▶ _Goal_:
Below is a block of records; return all of them exactly, but without the images.

Data entries:
= = = = = = =
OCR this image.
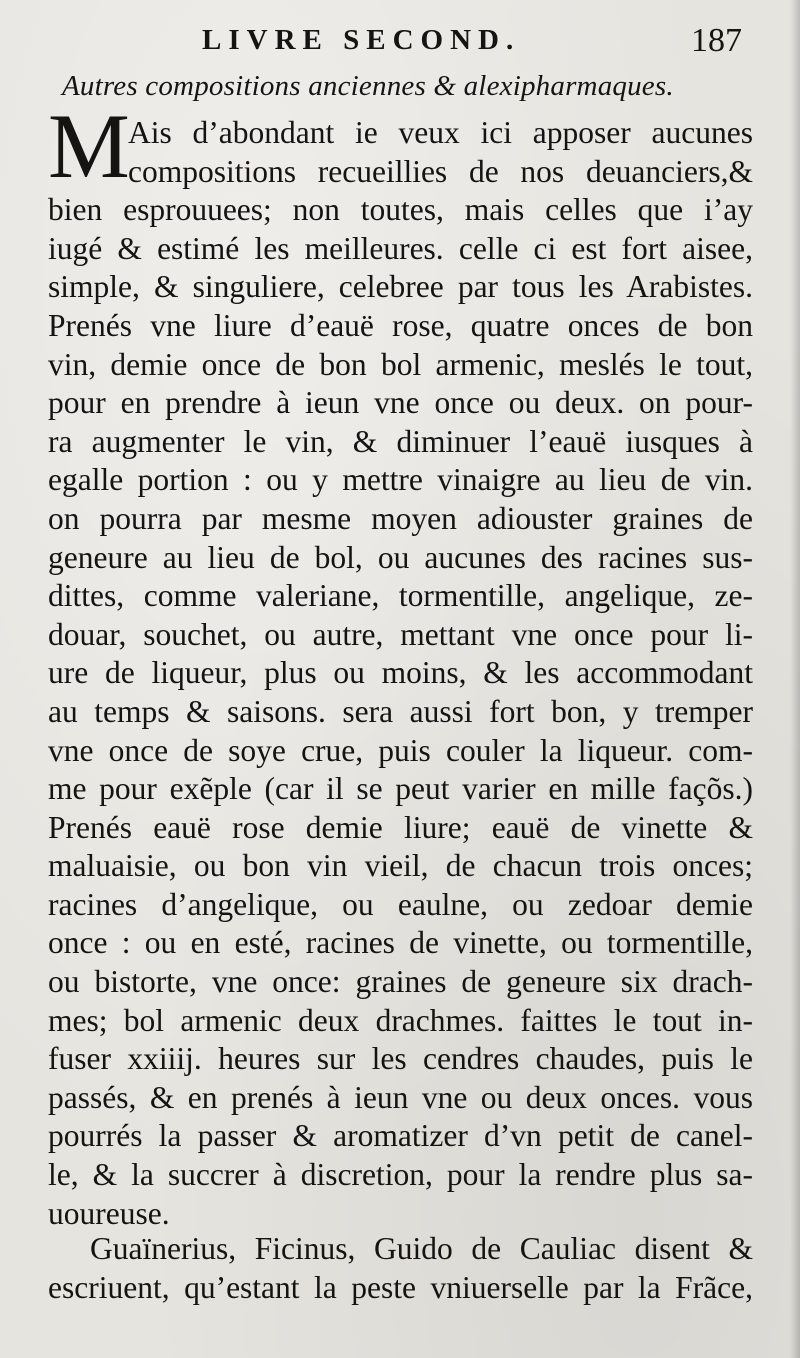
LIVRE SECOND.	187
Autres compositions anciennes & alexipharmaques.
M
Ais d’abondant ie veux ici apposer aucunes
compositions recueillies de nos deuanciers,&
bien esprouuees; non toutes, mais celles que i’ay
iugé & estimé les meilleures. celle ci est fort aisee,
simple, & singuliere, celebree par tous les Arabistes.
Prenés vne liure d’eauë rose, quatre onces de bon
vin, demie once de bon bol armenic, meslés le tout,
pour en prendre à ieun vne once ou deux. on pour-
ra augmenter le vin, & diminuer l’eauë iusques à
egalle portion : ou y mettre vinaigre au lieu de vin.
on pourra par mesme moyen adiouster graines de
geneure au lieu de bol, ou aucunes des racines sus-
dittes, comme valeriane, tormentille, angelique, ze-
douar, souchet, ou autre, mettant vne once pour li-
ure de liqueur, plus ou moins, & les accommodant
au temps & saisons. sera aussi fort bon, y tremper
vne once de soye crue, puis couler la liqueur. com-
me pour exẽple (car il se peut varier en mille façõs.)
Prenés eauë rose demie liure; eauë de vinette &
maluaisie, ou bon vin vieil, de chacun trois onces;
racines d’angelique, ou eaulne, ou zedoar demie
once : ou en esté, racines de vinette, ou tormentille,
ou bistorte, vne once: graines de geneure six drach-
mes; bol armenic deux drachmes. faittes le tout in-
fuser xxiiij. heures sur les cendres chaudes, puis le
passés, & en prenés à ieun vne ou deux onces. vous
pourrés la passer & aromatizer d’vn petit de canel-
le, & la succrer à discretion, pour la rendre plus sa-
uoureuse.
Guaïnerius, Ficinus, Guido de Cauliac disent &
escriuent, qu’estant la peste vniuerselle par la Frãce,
= = = = = = =
▶ _Finished task_:
OCR this image.
LIVRE SECOND.	187
Autres compositions anciennes & alexipharmaques.
M
Ais d’abondant ie veux ici apposer aucunes
compositions recueillies de nos deuanciers,&
bien esprouuees; non toutes, mais celles que i’ay
iugé & estimé les meilleures. celle ci est fort aisee,
simple, & singuliere, celebree par tous les Arabistes.
Prenés vne liure d’eauë rose, quatre onces de bon
vin, demie once de bon bol armenic, meslés le tout,
pour en prendre à ieun vne once ou deux. on pour-
ra augmenter le vin, & diminuer l’eauë iusques à
egalle portion : ou y mettre vinaigre au lieu de vin.
on pourra par mesme moyen adiouster graines de
geneure au lieu de bol, ou aucunes des racines sus-
dittes, comme valeriane, tormentille, angelique, ze-
douar, souchet, ou autre, mettant vne once pour li-
ure de liqueur, plus ou moins, & les accommodant
au temps & saisons. sera aussi fort bon, y tremper
vne once de soye crue, puis couler la liqueur. com-
me pour exẽple (car il se peut varier en mille façõs.)
Prenés eauë rose demie liure; eauë de vinette &
maluaisie, ou bon vin vieil, de chacun trois onces;
racines d’angelique, ou eaulne, ou zedoar demie
once : ou en esté, racines de vinette, ou tormentille,
ou bistorte, vne once: graines de geneure six drach-
mes; bol armenic deux drachmes. faittes le tout in-
fuser xxiiij. heures sur les cendres chaudes, puis le
passés, & en prenés à ieun vne ou deux onces. vous
pourrés la passer & aromatizer d’vn petit de canel-
le, & la succrer à discretion, pour la rendre plus sa-
uoureuse.
Guaïnerius, Ficinus, Guido de Cauliac disent &
escriuent, qu’estant la peste vniuerselle par la Frãce,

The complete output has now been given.